— Start Items —
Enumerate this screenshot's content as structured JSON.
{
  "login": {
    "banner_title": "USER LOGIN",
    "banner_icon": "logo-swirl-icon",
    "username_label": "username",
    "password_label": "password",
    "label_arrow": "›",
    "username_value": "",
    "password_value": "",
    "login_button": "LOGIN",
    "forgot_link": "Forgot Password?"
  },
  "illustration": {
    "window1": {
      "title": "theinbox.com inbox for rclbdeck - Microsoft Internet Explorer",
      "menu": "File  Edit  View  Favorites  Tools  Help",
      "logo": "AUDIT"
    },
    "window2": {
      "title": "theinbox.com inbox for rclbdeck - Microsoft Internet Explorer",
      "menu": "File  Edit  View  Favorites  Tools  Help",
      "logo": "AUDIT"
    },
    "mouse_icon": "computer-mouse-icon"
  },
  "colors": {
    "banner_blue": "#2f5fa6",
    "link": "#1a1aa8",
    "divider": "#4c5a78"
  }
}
— End Items —
▸ Task objective: Copy out all the entries shown above, character for character.

▸ Response to the exercise:
Enumerate this screenshot's content as structured JSON.
{
  "login": {
    "banner_title": "USER LOGIN",
    "banner_icon": "logo-swirl-icon",
    "username_label": "username",
    "password_label": "password",
    "label_arrow": "›",
    "username_value": "",
    "password_value": "",
    "login_button": "LOGIN",
    "forgot_link": "Forgot Password?"
  },
  "illustration": {
    "window1": {
      "title": "theinbox.com inbox for rclbdeck - Microsoft Internet Explorer",
      "menu": "File  Edit  View  Favorites  Tools  Help",
      "logo": "AUDIT"
    },
    "window2": {
      "title": "theinbox.com inbox for rclbdeck - Microsoft Internet Explorer",
      "menu": "File  Edit  View  Favorites  Tools  Help",
      "logo": "AUDIT"
    },
    "mouse_icon": "computer-mouse-icon"
  },
  "colors": {
    "banner_blue": "#2f5fa6",
    "link": "#1a1aa8",
    "divider": "#4c5a78"
  }
}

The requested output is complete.